Given exercise: Begin with the line containing "OCR this image." and copy each line exactly through the last line of the entries, inclusive.

Material provided:
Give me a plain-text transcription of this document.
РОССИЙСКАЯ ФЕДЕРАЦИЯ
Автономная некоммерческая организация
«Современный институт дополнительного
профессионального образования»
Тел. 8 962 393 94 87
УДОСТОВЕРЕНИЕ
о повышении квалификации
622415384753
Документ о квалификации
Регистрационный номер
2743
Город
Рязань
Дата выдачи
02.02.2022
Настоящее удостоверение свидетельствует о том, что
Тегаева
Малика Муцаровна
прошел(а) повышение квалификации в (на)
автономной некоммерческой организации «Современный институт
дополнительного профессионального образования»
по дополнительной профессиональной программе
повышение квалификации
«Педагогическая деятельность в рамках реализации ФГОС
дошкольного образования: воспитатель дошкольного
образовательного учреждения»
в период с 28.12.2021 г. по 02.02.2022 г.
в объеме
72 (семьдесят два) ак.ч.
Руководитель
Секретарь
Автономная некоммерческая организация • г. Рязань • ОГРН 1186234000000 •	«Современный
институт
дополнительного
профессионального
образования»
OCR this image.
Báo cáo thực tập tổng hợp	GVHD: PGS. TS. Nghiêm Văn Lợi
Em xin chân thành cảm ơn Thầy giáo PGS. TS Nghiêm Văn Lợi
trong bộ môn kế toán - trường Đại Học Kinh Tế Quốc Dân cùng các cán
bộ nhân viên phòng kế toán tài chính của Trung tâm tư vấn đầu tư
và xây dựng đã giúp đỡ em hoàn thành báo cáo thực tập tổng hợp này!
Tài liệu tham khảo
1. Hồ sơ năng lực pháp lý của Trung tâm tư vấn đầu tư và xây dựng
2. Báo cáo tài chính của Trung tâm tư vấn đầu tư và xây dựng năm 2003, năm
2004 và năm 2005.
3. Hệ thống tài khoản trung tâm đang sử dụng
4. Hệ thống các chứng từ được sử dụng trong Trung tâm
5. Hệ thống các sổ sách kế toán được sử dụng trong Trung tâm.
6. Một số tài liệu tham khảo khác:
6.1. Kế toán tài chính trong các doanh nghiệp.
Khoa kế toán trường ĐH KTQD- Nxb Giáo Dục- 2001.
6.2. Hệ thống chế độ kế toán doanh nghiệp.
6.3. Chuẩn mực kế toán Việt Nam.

Answer to this exercise:
OCR this image.
Báo cáo thực tập tổng hợp	GVHD: PGS. TS. Nghiêm Văn Lợi
Em xin chân thành cảm ơn Thầy giáo PGS. TS Nghiêm Văn Lợi
trong bộ môn kế toán - trường Đại Học Kinh Tế Quốc Dân cùng các cán
bộ nhân viên phòng kế toán tài chính của Trung tâm tư vấn đầu tư
và xây dựng đã giúp đỡ em hoàn thành báo cáo thực tập tổng hợp này!
Tài liệu tham khảo
1. Hồ sơ năng lực pháp lý của Trung tâm tư vấn đầu tư và xây dựng
2. Báo cáo tài chính của Trung tâm tư vấn đầu tư và xây dựng năm 2003, năm
2004 và năm 2005.
3. Hệ thống tài khoản trung tâm đang sử dụng
4. Hệ thống các chứng từ được sử dụng trong Trung tâm
5. Hệ thống các sổ sách kế toán được sử dụng trong Trung tâm.
6. Một số tài liệu tham khảo khác:
6.1. Kế toán tài chính trong các doanh nghiệp.
Khoa kế toán trường ĐH KTQD- Nxb Giáo Dục- 2001.
6.2. Hệ thống chế độ kế toán doanh nghiệp.
6.3. Chuẩn mực kế toán Việt Nam.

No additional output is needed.